● **TO DO**
Leave every picture out and write out the records below exactly.

● **Data entries**
■ ■ ■ ■ ■ ■ ■

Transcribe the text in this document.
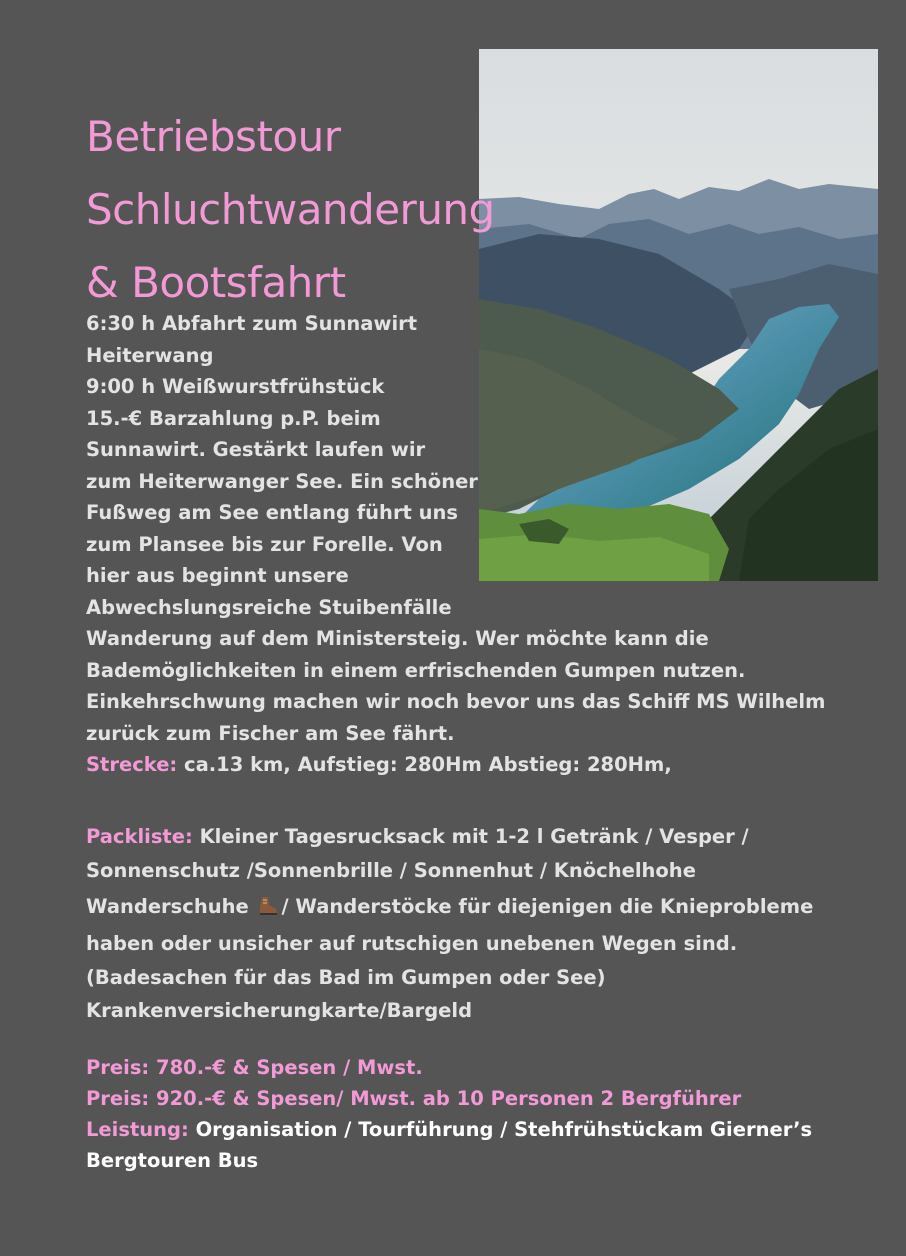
Betriebstour
Schluchtwanderung
& Bootsfahrt
6:30 h Abfahrt zum Sunnawirt
Heiterwang
9:00 h Weißwurstfrühstück
15.-€ Barzahlung p.P. beim
Sunnawirt. Gestärkt laufen wir
zum Heiterwanger See. Ein schöner
Fußweg am See entlang führt uns
zum Plansee bis zur Forelle. Von
hier aus beginnt unsere
Abwechslungsreiche Stuibenfälle
Wanderung auf dem Ministersteig. Wer möchte kann die
Bademöglichkeiten in einem erfrischenden Gumpen nutzen.
Einkehrschwung machen wir noch bevor uns das Schiff MS Wilhelm
zurück zum Fischer am See fährt.
Strecke: ca.13 km, Aufstieg: 280Hm Abstieg: 280Hm,
Packliste: Kleiner Tagesrucksack mit 1-2 l Getränk / Vesper /
Sonnenschutz /Sonnenbrille / Sonnenhut / Knöchelhohe
Wanderschuhe / Wanderstöcke für diejenigen die Knieprobleme
haben oder unsicher auf rutschigen unebenen Wegen sind.
(Badesachen für das Bad im Gumpen oder See)
Krankenversicherungkarte/Bargeld
Preis: 780.-€ & Spesen / Mwst.
Preis: 920.-€ & Spesen/ Mwst. ab 10 Personen 2 Bergführer
Leistung: Organisation / Tourführung / Stehfrühstückam Gierner’s
Bergtouren Bus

■ ■ ■ ■ ■ ■ ■

● **EXPECTED ANSWER**
Transcribe the text in this document.
Betriebstour
Schluchtwanderung
& Bootsfahrt
6:30 h Abfahrt zum Sunnawirt
Heiterwang
9:00 h Weißwurstfrühstück
15.-€ Barzahlung p.P. beim
Sunnawirt. Gestärkt laufen wir
zum Heiterwanger See. Ein schöner
Fußweg am See entlang führt uns
zum Plansee bis zur Forelle. Von
hier aus beginnt unsere
Abwechslungsreiche Stuibenfälle
Wanderung auf dem Ministersteig. Wer möchte kann die
Bademöglichkeiten in einem erfrischenden Gumpen nutzen.
Einkehrschwung machen wir noch bevor uns das Schiff MS Wilhelm
zurück zum Fischer am See fährt.
Strecke: ca.13 km, Aufstieg: 280Hm Abstieg: 280Hm,
Packliste: Kleiner Tagesrucksack mit 1-2 l Getränk / Vesper /
Sonnenschutz /Sonnenbrille / Sonnenhut / Knöchelhohe
Wanderschuhe / Wanderstöcke für diejenigen die Knieprobleme
haben oder unsicher auf rutschigen unebenen Wegen sind.
(Badesachen für das Bad im Gumpen oder See)
Krankenversicherungkarte/Bargeld
Preis: 780.-€ & Spesen / Mwst.
Preis: 920.-€ & Spesen/ Mwst. ab 10 Personen 2 Bergführer
Leistung: Organisation / Tourführung / Stehfrühstückam Gierner’s
Bergtouren Bus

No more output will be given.